**Aim of the task**
Identify all lines in the listing that include the word "废水处理设施", and copy them out.

**Provided material**
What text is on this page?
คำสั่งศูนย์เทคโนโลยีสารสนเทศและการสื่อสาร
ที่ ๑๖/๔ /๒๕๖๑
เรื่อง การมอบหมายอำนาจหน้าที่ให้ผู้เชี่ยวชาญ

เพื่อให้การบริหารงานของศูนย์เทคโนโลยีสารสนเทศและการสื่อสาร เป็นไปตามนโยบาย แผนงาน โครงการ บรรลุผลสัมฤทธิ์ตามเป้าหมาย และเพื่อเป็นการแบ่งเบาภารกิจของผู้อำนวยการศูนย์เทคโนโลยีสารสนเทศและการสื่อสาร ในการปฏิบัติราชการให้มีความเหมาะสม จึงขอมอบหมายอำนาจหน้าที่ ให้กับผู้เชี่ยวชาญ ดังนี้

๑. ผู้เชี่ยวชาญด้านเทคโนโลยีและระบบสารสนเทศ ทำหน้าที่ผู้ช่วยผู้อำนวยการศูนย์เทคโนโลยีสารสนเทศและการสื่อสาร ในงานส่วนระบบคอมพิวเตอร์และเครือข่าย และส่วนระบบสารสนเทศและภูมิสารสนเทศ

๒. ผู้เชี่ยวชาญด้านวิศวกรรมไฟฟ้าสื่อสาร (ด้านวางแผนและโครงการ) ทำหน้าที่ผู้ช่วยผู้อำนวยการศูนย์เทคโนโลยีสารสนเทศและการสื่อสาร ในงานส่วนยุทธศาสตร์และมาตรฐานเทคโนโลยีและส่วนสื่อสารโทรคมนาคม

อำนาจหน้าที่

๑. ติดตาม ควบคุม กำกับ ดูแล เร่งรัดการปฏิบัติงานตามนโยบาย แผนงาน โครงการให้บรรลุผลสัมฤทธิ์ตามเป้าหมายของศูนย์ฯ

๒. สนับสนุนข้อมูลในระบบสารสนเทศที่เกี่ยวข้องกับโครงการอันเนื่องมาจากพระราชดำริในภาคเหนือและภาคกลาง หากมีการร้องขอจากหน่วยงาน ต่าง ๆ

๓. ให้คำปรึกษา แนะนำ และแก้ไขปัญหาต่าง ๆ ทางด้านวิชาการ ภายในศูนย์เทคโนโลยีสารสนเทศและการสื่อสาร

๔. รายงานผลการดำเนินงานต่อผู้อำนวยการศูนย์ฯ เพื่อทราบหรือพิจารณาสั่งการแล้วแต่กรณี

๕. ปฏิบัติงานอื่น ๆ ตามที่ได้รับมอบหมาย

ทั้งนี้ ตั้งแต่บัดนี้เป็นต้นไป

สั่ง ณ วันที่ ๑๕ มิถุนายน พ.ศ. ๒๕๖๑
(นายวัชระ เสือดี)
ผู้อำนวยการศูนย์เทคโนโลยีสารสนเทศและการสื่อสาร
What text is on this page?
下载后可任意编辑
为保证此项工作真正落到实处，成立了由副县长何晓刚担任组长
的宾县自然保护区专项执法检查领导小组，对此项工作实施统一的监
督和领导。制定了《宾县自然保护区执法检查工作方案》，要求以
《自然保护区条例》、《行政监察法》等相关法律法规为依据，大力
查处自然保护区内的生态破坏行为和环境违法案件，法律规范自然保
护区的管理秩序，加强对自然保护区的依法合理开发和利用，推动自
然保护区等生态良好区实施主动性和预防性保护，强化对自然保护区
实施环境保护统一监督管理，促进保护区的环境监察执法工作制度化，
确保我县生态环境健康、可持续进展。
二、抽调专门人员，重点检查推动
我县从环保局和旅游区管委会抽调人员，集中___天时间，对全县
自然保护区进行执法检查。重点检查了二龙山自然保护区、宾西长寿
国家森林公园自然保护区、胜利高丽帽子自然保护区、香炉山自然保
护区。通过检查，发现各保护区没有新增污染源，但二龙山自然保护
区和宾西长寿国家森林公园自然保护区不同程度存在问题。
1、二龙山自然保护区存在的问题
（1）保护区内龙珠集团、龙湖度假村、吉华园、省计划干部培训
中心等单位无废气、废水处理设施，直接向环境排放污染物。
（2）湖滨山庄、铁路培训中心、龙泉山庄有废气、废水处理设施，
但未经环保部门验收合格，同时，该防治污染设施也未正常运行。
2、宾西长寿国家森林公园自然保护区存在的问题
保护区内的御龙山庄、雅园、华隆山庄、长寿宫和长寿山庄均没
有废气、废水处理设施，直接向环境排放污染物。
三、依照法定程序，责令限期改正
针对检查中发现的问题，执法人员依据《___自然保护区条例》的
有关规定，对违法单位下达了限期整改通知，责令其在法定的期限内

**Task output**
中心等单位无废气、废水处理设施，直接向环境排放污染物。
（2）湖滨山庄、铁路培训中心、龙泉山庄有废气、废水处理设施，
有废气、废水处理设施，直接向环境排放污染物。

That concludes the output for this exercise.